(Recorded data)
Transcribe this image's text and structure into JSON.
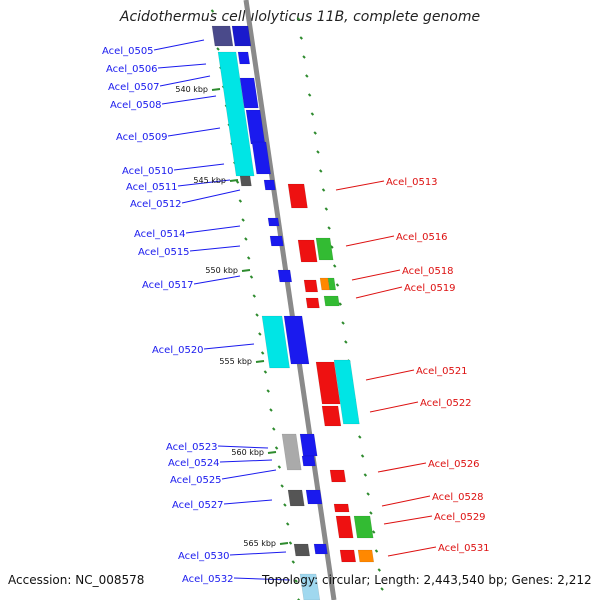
{
  "title": "Acidothermus cellulolyticus 11B, complete genome",
  "footer": {
    "accession": "Accession: NC_008578",
    "summary": "Topology: circular; Length: 2,443,540 bp; Genes: 2,212"
  },
  "colors": {
    "backbone": "#8a8a8a",
    "left_label": "#1a1aee",
    "right_label": "#dd1111",
    "tick": "#2e8b2e"
  },
  "kbp_markers": [
    "540 kbp",
    "545 kbp",
    "550 kbp",
    "555 kbp",
    "560 kbp",
    "565 kbp"
  ],
  "genes_left": [
    "Acel_0505",
    "Acel_0506",
    "Acel_0507",
    "Acel_0508",
    "Acel_0509",
    "Acel_0510",
    "Acel_0511",
    "Acel_0512",
    "Acel_0514",
    "Acel_0515",
    "Acel_0517",
    "Acel_0520",
    "Acel_0523",
    "Acel_0524",
    "Acel_0525",
    "Acel_0527",
    "Acel_0530",
    "Acel_0532"
  ],
  "genes_right": [
    "Acel_0513",
    "Acel_0516",
    "Acel_0518",
    "Acel_0519",
    "Acel_0521",
    "Acel_0522",
    "Acel_0526",
    "Acel_0528",
    "Acel_0529",
    "Acel_0531"
  ]
}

:: WHAT IS NEEDED ::
Above are the records; return them exactly, minus the pictures.

:: EXERCISE RESULT ::
Transcribe this image's text and structure into JSON.
{
  "title": "Acidothermus cellulolyticus 11B, complete genome",
  "footer": {
    "accession": "Accession: NC_008578",
    "summary": "Topology: circular; Length: 2,443,540 bp; Genes: 2,212"
  },
  "colors": {
    "backbone": "#8a8a8a",
    "left_label": "#1a1aee",
    "right_label": "#dd1111",
    "tick": "#2e8b2e"
  },
  "kbp_markers": [
    "540 kbp",
    "545 kbp",
    "550 kbp",
    "555 kbp",
    "560 kbp",
    "565 kbp"
  ],
  "genes_left": [
    "Acel_0505",
    "Acel_0506",
    "Acel_0507",
    "Acel_0508",
    "Acel_0509",
    "Acel_0510",
    "Acel_0511",
    "Acel_0512",
    "Acel_0514",
    "Acel_0515",
    "Acel_0517",
    "Acel_0520",
    "Acel_0523",
    "Acel_0524",
    "Acel_0525",
    "Acel_0527",
    "Acel_0530",
    "Acel_0532"
  ],
  "genes_right": [
    "Acel_0513",
    "Acel_0516",
    "Acel_0518",
    "Acel_0519",
    "Acel_0521",
    "Acel_0522",
    "Acel_0526",
    "Acel_0528",
    "Acel_0529",
    "Acel_0531"
  ]
}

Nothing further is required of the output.